Keep the pictures out and restate every record exactly.
##### Supplied records #####
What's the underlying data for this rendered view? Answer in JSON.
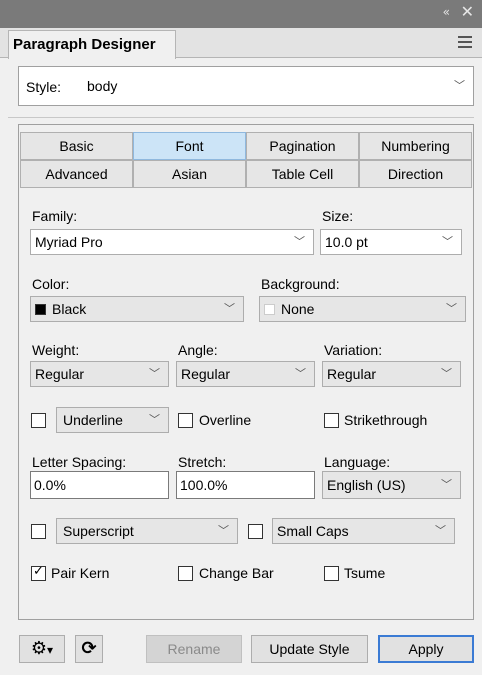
{
  "window": {
    "collapse_glyph": "«",
    "close_glyph": "✕"
  },
  "panel_tab": {
    "title": "Paragraph Designer"
  },
  "style_row": {
    "label": "Style:",
    "value": "body"
  },
  "tabs": [
    {
      "label": "Basic",
      "selected": false
    },
    {
      "label": "Font",
      "selected": true
    },
    {
      "label": "Pagination",
      "selected": false
    },
    {
      "label": "Numbering",
      "selected": false
    },
    {
      "label": "Advanced",
      "selected": false
    },
    {
      "label": "Asian",
      "selected": false
    },
    {
      "label": "Table Cell",
      "selected": false
    },
    {
      "label": "Direction",
      "selected": false
    }
  ],
  "font": {
    "family_label": "Family:",
    "family_value": "Myriad Pro",
    "size_label": "Size:",
    "size_value": "10.0 pt",
    "color_label": "Color:",
    "color_value": "Black",
    "color_swatch": "#000000",
    "background_label": "Background:",
    "background_value": "None",
    "background_swatch": "#ffffff",
    "weight_label": "Weight:",
    "weight_value": "Regular",
    "angle_label": "Angle:",
    "angle_value": "Regular",
    "variation_label": "Variation:",
    "variation_value": "Regular",
    "underline_value": "Underline",
    "underline_checked": false,
    "overline_label": "Overline",
    "overline_checked": false,
    "strikethrough_label": "Strikethrough",
    "strikethrough_checked": false,
    "letter_spacing_label": "Letter Spacing:",
    "letter_spacing_value": "0.0%",
    "stretch_label": "Stretch:",
    "stretch_value": "100.0%",
    "language_label": "Language:",
    "language_value": "English (US)",
    "superscript_value": "Superscript",
    "superscript_checked": false,
    "small_caps_value": "Small Caps",
    "small_caps_checked": false,
    "pair_kern_label": "Pair Kern",
    "pair_kern_checked": true,
    "change_bar_label": "Change Bar",
    "change_bar_checked": false,
    "tsume_label": "Tsume",
    "tsume_checked": false
  },
  "buttons": {
    "settings_glyph": "⚙",
    "dropdown_glyph": "▾",
    "refresh_glyph": "⟳",
    "rename": "Rename",
    "update_style": "Update Style",
    "apply": "Apply"
  }
}
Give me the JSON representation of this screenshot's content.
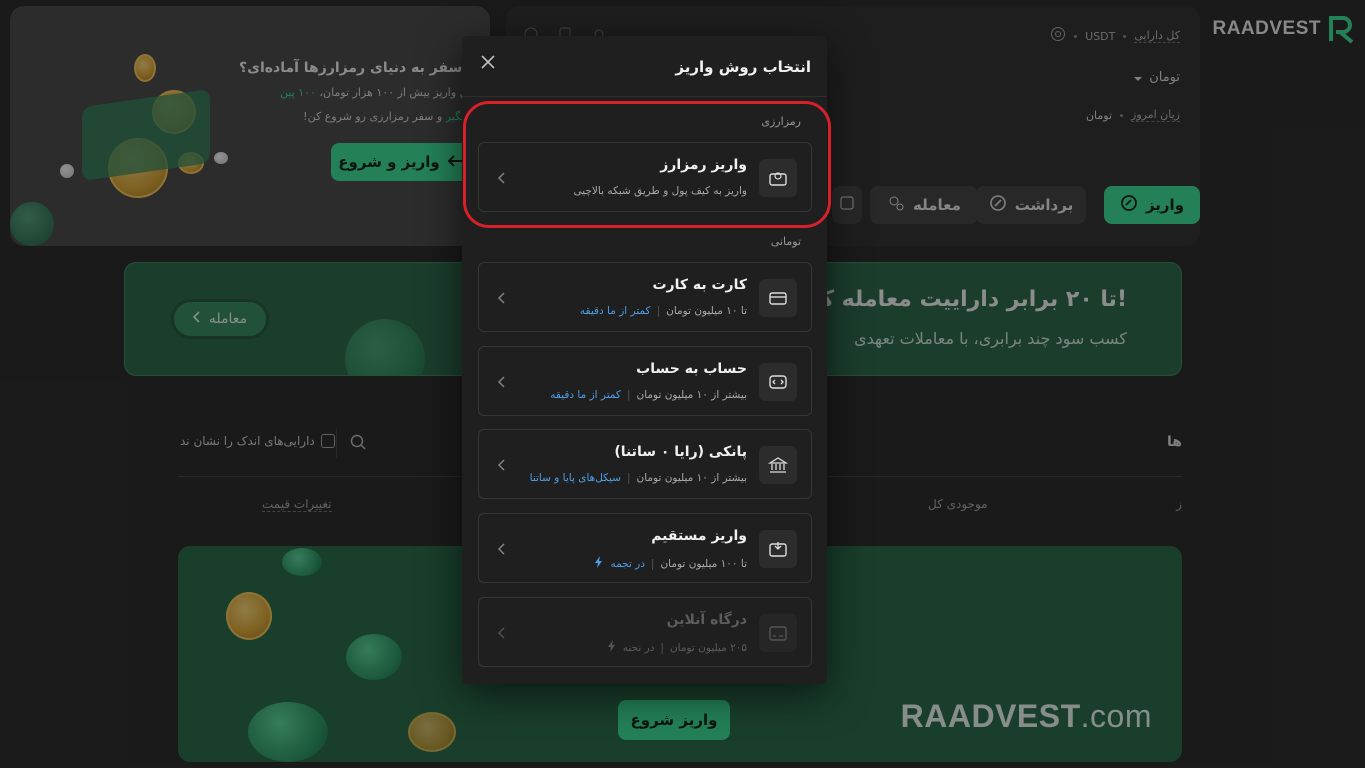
{
  "brand": {
    "logo_text": "RAADVEST"
  },
  "promo": {
    "headline": "ی سفر به دنیای رمزارزها آماده‌ای؟",
    "line1": "ولین واریز بیش از ۱۰۰ هزار تومان،",
    "line1_highlight": "۱۰۰ پین",
    "line2_prefix": "و سفر رمزارزی رو شروع کن!",
    "line2_highlight": "تیه بگیر",
    "button": "واریز و شروع"
  },
  "wallet": {
    "total_label": "کل دارایی",
    "currency": "USDT",
    "toman_select": "تومان",
    "today_pl_label": "زیان امروز",
    "today_pl_unit": "تومان",
    "actions": {
      "deposit": "واریز",
      "withdraw": "برداشت",
      "trade": "معامله"
    }
  },
  "banner": {
    "title": "تا ۲۰ برابر داراییت معامله کن!",
    "subtitle": "کسب سود چند برابری، با معاملات تعهدی",
    "button": "معامله"
  },
  "assets": {
    "section_title": "ها",
    "hide_small_label": "دارایی‌های اندک را نشان ند",
    "col_name": "ز",
    "col_total": "موجودی کل",
    "col_change": "تغییرات قیمت"
  },
  "bottom_banner": {
    "site_name_main": "RAADVEST",
    "site_name_suffix": ".com",
    "button": "واریز شروع"
  },
  "modal": {
    "title": "انتخاب روش واریز",
    "group_crypto": "رمزارزی",
    "group_toman": "تومانی",
    "options": [
      {
        "title": "واریز رمزارز",
        "sub": "واریز به کیف پول و طریق شبکه بالاچیی",
        "tag": ""
      },
      {
        "title": "کارت به کارت",
        "sub": "تا ۱۰ میلیون تومان",
        "tag": "کمتر از ما دقیقه"
      },
      {
        "title": "حساب به حساب",
        "sub": "بیشتر از ۱۰ میلیون تومان",
        "tag": "کمتر از ما دقیقه"
      },
      {
        "title": "پانکی (رایا ۰ ساتنا)",
        "sub": "بیشتر از ۱۰ میلیون تومان",
        "tag": "سیکل‌های پایا و ساتنا"
      },
      {
        "title": "واریز مستقیم",
        "sub": "تا ۱۰۰ میلیون تومان",
        "tag": "در تجمه"
      },
      {
        "title": "درگاه آنلاین",
        "sub": "۲۰۵ میلیون تومان",
        "tag": "در نحنه"
      }
    ]
  },
  "colors": {
    "accent_green": "#3ddc97",
    "link_blue": "#4d9fe8",
    "highlight_red": "#d6202a"
  }
}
#####
Task answer:
What's the underlying data for this rendered view? Answer in JSON.
{
  "window": {
    "collapse_glyph": "«",
    "close_glyph": "✕"
  },
  "panel_tab": {
    "title": "Paragraph Designer"
  },
  "style_row": {
    "label": "Style:",
    "value": "body"
  },
  "tabs": [
    {
      "label": "Basic",
      "selected": false
    },
    {
      "label": "Font",
      "selected": true
    },
    {
      "label": "Pagination",
      "selected": false
    },
    {
      "label": "Numbering",
      "selected": false
    },
    {
      "label": "Advanced",
      "selected": false
    },
    {
      "label": "Asian",
      "selected": false
    },
    {
      "label": "Table Cell",
      "selected": false
    },
    {
      "label": "Direction",
      "selected": false
    }
  ],
  "font": {
    "family_label": "Family:",
    "family_value": "Myriad Pro",
    "size_label": "Size:",
    "size_value": "10.0 pt",
    "color_label": "Color:",
    "color_value": "Black",
    "color_swatch": "#000000",
    "background_label": "Background:",
    "background_value": "None",
    "background_swatch": "#ffffff",
    "weight_label": "Weight:",
    "weight_value": "Regular",
    "angle_label": "Angle:",
    "angle_value": "Regular",
    "variation_label": "Variation:",
    "variation_value": "Regular",
    "underline_value": "Underline",
    "underline_checked": false,
    "overline_label": "Overline",
    "overline_checked": false,
    "strikethrough_label": "Strikethrough",
    "strikethrough_checked": false,
    "letter_spacing_label": "Letter Spacing:",
    "letter_spacing_value": "0.0%",
    "stretch_label": "Stretch:",
    "stretch_value": "100.0%",
    "language_label": "Language:",
    "language_value": "English (US)",
    "superscript_value": "Superscript",
    "superscript_checked": false,
    "small_caps_value": "Small Caps",
    "small_caps_checked": false,
    "pair_kern_label": "Pair Kern",
    "pair_kern_checked": true,
    "change_bar_label": "Change Bar",
    "change_bar_checked": false,
    "tsume_label": "Tsume",
    "tsume_checked": false
  },
  "buttons": {
    "settings_glyph": "⚙",
    "dropdown_glyph": "▾",
    "refresh_glyph": "⟳",
    "rename": "Rename",
    "update_style": "Update Style",
    "apply": "Apply"
  }
}
Give me the JSON representation of this screenshot's content.
{
  "brand": {
    "logo_text": "RAADVEST"
  },
  "promo": {
    "headline": "ی سفر به دنیای رمزارزها آماده‌ای؟",
    "line1": "ولین واریز بیش از ۱۰۰ هزار تومان،",
    "line1_highlight": "۱۰۰ پین",
    "line2_prefix": "و سفر رمزارزی رو شروع کن!",
    "line2_highlight": "تیه بگیر",
    "button": "واریز و شروع"
  },
  "wallet": {
    "total_label": "کل دارایی",
    "currency": "USDT",
    "toman_select": "تومان",
    "today_pl_label": "زیان امروز",
    "today_pl_unit": "تومان",
    "actions": {
      "deposit": "واریز",
      "withdraw": "برداشت",
      "trade": "معامله"
    }
  },
  "banner": {
    "title": "تا ۲۰ برابر داراییت معامله کن!",
    "subtitle": "کسب سود چند برابری، با معاملات تعهدی",
    "button": "معامله"
  },
  "assets": {
    "section_title": "ها",
    "hide_small_label": "دارایی‌های اندک را نشان ند",
    "col_name": "ز",
    "col_total": "موجودی کل",
    "col_change": "تغییرات قیمت"
  },
  "bottom_banner": {
    "site_name_main": "RAADVEST",
    "site_name_suffix": ".com",
    "button": "واریز شروع"
  },
  "modal": {
    "title": "انتخاب روش واریز",
    "group_crypto": "رمزارزی",
    "group_toman": "تومانی",
    "options": [
      {
        "title": "واریز رمزارز",
        "sub": "واریز به کیف پول و طریق شبکه بالاچیی",
        "tag": ""
      },
      {
        "title": "کارت به کارت",
        "sub": "تا ۱۰ میلیون تومان",
        "tag": "کمتر از ما دقیقه"
      },
      {
        "title": "حساب به حساب",
        "sub": "بیشتر از ۱۰ میلیون تومان",
        "tag": "کمتر از ما دقیقه"
      },
      {
        "title": "پانکی (رایا ۰ ساتنا)",
        "sub": "بیشتر از ۱۰ میلیون تومان",
        "tag": "سیکل‌های پایا و ساتنا"
      },
      {
        "title": "واریز مستقیم",
        "sub": "تا ۱۰۰ میلیون تومان",
        "tag": "در تجمه"
      },
      {
        "title": "درگاه آنلاین",
        "sub": "۲۰۵ میلیون تومان",
        "tag": "در نحنه"
      }
    ]
  },
  "colors": {
    "accent_green": "#3ddc97",
    "link_blue": "#4d9fe8",
    "highlight_red": "#d6202a"
  }
}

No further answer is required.